What the task requires ▸ Copy the data word for word, keeping every line.

-- Begin --

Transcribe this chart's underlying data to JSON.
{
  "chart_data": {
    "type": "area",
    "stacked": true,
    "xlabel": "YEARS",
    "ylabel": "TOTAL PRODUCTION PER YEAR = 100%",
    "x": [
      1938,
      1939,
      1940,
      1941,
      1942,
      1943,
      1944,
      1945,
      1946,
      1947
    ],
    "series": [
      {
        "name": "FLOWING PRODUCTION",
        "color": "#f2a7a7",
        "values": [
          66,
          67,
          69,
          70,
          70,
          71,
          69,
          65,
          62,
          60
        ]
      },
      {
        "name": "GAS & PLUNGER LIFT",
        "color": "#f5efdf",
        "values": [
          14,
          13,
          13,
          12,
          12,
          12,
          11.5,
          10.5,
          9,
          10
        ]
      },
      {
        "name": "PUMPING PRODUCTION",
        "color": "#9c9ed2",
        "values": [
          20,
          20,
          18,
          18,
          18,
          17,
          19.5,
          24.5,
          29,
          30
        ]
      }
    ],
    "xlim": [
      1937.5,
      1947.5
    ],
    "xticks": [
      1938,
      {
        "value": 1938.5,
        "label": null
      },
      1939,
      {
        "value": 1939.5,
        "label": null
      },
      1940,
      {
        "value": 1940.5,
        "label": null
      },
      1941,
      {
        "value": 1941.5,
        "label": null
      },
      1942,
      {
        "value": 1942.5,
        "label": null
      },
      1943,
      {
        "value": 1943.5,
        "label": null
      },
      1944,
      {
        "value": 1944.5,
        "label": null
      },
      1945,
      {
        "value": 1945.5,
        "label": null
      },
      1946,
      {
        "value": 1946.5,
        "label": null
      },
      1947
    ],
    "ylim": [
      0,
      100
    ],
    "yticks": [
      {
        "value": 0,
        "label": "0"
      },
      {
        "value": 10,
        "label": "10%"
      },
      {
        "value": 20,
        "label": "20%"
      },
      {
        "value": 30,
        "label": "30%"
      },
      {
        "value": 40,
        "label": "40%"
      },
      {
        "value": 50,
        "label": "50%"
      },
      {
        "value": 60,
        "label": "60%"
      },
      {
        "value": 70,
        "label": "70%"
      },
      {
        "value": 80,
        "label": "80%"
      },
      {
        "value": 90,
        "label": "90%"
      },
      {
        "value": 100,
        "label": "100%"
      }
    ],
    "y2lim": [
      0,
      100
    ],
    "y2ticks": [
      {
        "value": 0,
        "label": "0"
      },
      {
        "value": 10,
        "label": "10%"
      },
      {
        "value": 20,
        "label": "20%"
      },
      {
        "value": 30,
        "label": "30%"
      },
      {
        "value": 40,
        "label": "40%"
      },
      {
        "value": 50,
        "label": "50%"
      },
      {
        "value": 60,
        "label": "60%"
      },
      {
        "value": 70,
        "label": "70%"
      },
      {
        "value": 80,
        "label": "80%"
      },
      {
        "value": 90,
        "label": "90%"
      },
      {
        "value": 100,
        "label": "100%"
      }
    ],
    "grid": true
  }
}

-- End --

Response for this exercise ▸
Transcribe this chart's underlying data to JSON.
{
  "chart_data": {
    "type": "area",
    "stacked": true,
    "xlabel": "YEARS",
    "ylabel": "TOTAL PRODUCTION PER YEAR = 100%",
    "x": [
      1938,
      1939,
      1940,
      1941,
      1942,
      1943,
      1944,
      1945,
      1946,
      1947
    ],
    "series": [
      {
        "name": "FLOWING PRODUCTION",
        "color": "#f2a7a7",
        "values": [
          66,
          67,
          69,
          70,
          70,
          71,
          69,
          65,
          62,
          60
        ]
      },
      {
        "name": "GAS & PLUNGER LIFT",
        "color": "#f5efdf",
        "values": [
          14,
          13,
          13,
          12,
          12,
          12,
          11.5,
          10.5,
          9,
          10
        ]
      },
      {
        "name": "PUMPING PRODUCTION",
        "color": "#9c9ed2",
        "values": [
          20,
          20,
          18,
          18,
          18,
          17,
          19.5,
          24.5,
          29,
          30
        ]
      }
    ],
    "xlim": [
      1937.5,
      1947.5
    ],
    "xticks": [
      1938,
      {
        "value": 1938.5,
        "label": null
      },
      1939,
      {
        "value": 1939.5,
        "label": null
      },
      1940,
      {
        "value": 1940.5,
        "label": null
      },
      1941,
      {
        "value": 1941.5,
        "label": null
      },
      1942,
      {
        "value": 1942.5,
        "label": null
      },
      1943,
      {
        "value": 1943.5,
        "label": null
      },
      1944,
      {
        "value": 1944.5,
        "label": null
      },
      1945,
      {
        "value": 1945.5,
        "label": null
      },
      1946,
      {
        "value": 1946.5,
        "label": null
      },
      1947
    ],
    "ylim": [
      0,
      100
    ],
    "yticks": [
      {
        "value": 0,
        "label": "0"
      },
      {
        "value": 10,
        "label": "10%"
      },
      {
        "value": 20,
        "label": "20%"
      },
      {
        "value": 30,
        "label": "30%"
      },
      {
        "value": 40,
        "label": "40%"
      },
      {
        "value": 50,
        "label": "50%"
      },
      {
        "value": 60,
        "label": "60%"
      },
      {
        "value": 70,
        "label": "70%"
      },
      {
        "value": 80,
        "label": "80%"
      },
      {
        "value": 90,
        "label": "90%"
      },
      {
        "value": 100,
        "label": "100%"
      }
    ],
    "y2lim": [
      0,
      100
    ],
    "y2ticks": [
      {
        "value": 0,
        "label": "0"
      },
      {
        "value": 10,
        "label": "10%"
      },
      {
        "value": 20,
        "label": "20%"
      },
      {
        "value": 30,
        "label": "30%"
      },
      {
        "value": 40,
        "label": "40%"
      },
      {
        "value": 50,
        "label": "50%"
      },
      {
        "value": 60,
        "label": "60%"
      },
      {
        "value": 70,
        "label": "70%"
      },
      {
        "value": 80,
        "label": "80%"
      },
      {
        "value": 90,
        "label": "90%"
      },
      {
        "value": 100,
        "label": "100%"
      }
    ],
    "grid": true
  }
}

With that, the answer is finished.